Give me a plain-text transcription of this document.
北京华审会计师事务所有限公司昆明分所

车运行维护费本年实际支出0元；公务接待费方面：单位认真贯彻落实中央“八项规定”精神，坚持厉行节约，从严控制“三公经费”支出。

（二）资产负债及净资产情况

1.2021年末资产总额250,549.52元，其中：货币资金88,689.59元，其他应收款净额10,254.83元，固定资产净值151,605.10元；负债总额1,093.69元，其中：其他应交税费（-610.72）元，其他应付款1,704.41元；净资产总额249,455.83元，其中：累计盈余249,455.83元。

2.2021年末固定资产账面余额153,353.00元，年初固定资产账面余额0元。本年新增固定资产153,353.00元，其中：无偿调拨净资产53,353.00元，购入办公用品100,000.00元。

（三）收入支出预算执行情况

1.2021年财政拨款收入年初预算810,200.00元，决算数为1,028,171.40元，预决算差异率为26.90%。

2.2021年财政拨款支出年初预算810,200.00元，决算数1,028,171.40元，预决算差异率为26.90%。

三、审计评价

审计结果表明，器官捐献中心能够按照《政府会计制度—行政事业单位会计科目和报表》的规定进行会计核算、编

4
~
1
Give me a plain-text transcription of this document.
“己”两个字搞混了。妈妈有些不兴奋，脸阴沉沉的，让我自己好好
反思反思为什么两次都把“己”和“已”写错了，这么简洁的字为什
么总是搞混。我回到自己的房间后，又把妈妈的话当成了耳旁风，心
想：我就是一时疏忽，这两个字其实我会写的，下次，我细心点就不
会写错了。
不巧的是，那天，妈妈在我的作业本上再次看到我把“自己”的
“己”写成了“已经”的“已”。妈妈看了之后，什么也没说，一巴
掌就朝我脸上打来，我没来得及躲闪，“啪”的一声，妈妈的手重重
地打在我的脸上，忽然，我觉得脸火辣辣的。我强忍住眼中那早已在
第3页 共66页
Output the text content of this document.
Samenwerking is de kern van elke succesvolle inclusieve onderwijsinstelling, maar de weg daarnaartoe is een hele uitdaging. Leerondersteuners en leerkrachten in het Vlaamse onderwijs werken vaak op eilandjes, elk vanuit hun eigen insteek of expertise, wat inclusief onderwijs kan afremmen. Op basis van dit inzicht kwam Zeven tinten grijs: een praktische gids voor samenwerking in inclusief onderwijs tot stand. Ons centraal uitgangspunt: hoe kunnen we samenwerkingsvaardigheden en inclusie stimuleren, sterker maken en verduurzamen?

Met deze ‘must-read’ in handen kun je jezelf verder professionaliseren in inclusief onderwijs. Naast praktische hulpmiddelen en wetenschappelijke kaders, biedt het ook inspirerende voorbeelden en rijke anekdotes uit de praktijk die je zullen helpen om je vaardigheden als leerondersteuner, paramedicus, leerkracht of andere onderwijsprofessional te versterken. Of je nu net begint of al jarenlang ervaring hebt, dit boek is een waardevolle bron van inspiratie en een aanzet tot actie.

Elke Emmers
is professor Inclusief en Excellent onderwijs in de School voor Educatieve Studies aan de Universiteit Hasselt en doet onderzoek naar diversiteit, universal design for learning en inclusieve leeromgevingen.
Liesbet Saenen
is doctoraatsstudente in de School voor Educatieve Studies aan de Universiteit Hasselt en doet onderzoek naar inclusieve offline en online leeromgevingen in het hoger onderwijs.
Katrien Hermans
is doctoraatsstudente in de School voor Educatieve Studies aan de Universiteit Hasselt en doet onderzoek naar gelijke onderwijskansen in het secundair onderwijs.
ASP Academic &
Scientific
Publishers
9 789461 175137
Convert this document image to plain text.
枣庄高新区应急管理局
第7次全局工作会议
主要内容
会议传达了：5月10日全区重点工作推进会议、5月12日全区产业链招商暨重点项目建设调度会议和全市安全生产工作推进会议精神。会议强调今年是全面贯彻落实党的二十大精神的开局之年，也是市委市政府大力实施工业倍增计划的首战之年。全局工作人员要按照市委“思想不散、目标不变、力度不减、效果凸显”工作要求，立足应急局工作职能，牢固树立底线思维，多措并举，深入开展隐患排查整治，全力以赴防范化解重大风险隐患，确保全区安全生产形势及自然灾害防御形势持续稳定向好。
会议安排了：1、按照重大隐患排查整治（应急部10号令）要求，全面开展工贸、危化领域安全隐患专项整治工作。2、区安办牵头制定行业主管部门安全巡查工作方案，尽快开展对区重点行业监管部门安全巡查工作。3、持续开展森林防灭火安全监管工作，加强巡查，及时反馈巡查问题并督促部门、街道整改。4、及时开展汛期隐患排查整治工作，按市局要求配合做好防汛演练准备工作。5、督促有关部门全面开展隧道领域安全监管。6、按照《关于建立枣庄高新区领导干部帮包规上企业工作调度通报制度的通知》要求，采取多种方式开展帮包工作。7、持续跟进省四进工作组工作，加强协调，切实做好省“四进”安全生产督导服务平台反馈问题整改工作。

_ _ _ _

◆ **Exercise requirements**:
Write out the records above again, keeping each one identical to the original.

◆ **Response to this task**:
Give me a plain-text transcription of this document.
北京华审会计师事务所有限公司昆明分所

车运行维护费本年实际支出0元；公务接待费方面：单位认真贯彻落实中央“八项规定”精神，坚持厉行节约，从严控制“三公经费”支出。

（二）资产负债及净资产情况

1.2021年末资产总额250,549.52元，其中：货币资金88,689.59元，其他应收款净额10,254.83元，固定资产净值151,605.10元；负债总额1,093.69元，其中：其他应交税费（-610.72）元，其他应付款1,704.41元；净资产总额249,455.83元，其中：累计盈余249,455.83元。

2.2021年末固定资产账面余额153,353.00元，年初固定资产账面余额0元。本年新增固定资产153,353.00元，其中：无偿调拨净资产53,353.00元，购入办公用品100,000.00元。

（三）收入支出预算执行情况

1.2021年财政拨款收入年初预算810,200.00元，决算数为1,028,171.40元，预决算差异率为26.90%。

2.2021年财政拨款支出年初预算810,200.00元，决算数1,028,171.40元，预决算差异率为26.90%。

三、审计评价

审计结果表明，器官捐献中心能够按照《政府会计制度—行政事业单位会计科目和报表》的规定进行会计核算、编

4
~
1
Give me a plain-text transcription of this document.
“己”两个字搞混了。妈妈有些不兴奋，脸阴沉沉的，让我自己好好
反思反思为什么两次都把“己”和“已”写错了，这么简洁的字为什
么总是搞混。我回到自己的房间后，又把妈妈的话当成了耳旁风，心
想：我就是一时疏忽，这两个字其实我会写的，下次，我细心点就不
会写错了。
不巧的是，那天，妈妈在我的作业本上再次看到我把“自己”的
“己”写成了“已经”的“已”。妈妈看了之后，什么也没说，一巴
掌就朝我脸上打来，我没来得及躲闪，“啪”的一声，妈妈的手重重
地打在我的脸上，忽然，我觉得脸火辣辣的。我强忍住眼中那早已在
第3页 共66页
Output the text content of this document.
Samenwerking is de kern van elke succesvolle inclusieve onderwijsinstelling, maar de weg daarnaartoe is een hele uitdaging. Leerondersteuners en leerkrachten in het Vlaamse onderwijs werken vaak op eilandjes, elk vanuit hun eigen insteek of expertise, wat inclusief onderwijs kan afremmen. Op basis van dit inzicht kwam Zeven tinten grijs: een praktische gids voor samenwerking in inclusief onderwijs tot stand. Ons centraal uitgangspunt: hoe kunnen we samenwerkingsvaardigheden en inclusie stimuleren, sterker maken en verduurzamen?

Met deze ‘must-read’ in handen kun je jezelf verder professionaliseren in inclusief onderwijs. Naast praktische hulpmiddelen en wetenschappelijke kaders, biedt het ook inspirerende voorbeelden en rijke anekdotes uit de praktijk die je zullen helpen om je vaardigheden als leerondersteuner, paramedicus, leerkracht of andere onderwijsprofessional te versterken. Of je nu net begint of al jarenlang ervaring hebt, dit boek is een waardevolle bron van inspiratie en een aanzet tot actie.

Elke Emmers
is professor Inclusief en Excellent onderwijs in de School voor Educatieve Studies aan de Universiteit Hasselt en doet onderzoek naar diversiteit, universal design for learning en inclusieve leeromgevingen.
Liesbet Saenen
is doctoraatsstudente in de School voor Educatieve Studies aan de Universiteit Hasselt en doet onderzoek naar inclusieve offline en online leeromgevingen in het hoger onderwijs.
Katrien Hermans
is doctoraatsstudente in de School voor Educatieve Studies aan de Universiteit Hasselt en doet onderzoek naar gelijke onderwijskansen in het secundair onderwijs.
ASP Academic &
Scientific
Publishers
9 789461 175137
Convert this document image to plain text.
枣庄高新区应急管理局
第7次全局工作会议
主要内容
会议传达了：5月10日全区重点工作推进会议、5月12日全区产业链招商暨重点项目建设调度会议和全市安全生产工作推进会议精神。会议强调今年是全面贯彻落实党的二十大精神的开局之年，也是市委市政府大力实施工业倍增计划的首战之年。全局工作人员要按照市委“思想不散、目标不变、力度不减、效果凸显”工作要求，立足应急局工作职能，牢固树立底线思维，多措并举，深入开展隐患排查整治，全力以赴防范化解重大风险隐患，确保全区安全生产形势及自然灾害防御形势持续稳定向好。
会议安排了：1、按照重大隐患排查整治（应急部10号令）要求，全面开展工贸、危化领域安全隐患专项整治工作。2、区安办牵头制定行业主管部门安全巡查工作方案，尽快开展对区重点行业监管部门安全巡查工作。3、持续开展森林防灭火安全监管工作，加强巡查，及时反馈巡查问题并督促部门、街道整改。4、及时开展汛期隐患排查整治工作，按市局要求配合做好防汛演练准备工作。5、督促有关部门全面开展隧道领域安全监管。6、按照《关于建立枣庄高新区领导干部帮包规上企业工作调度通报制度的通知》要求，采取多种方式开展帮包工作。7、持续跟进省四进工作组工作，加强协调，切实做好省“四进”安全生产督导服务平台反馈问题整改工作。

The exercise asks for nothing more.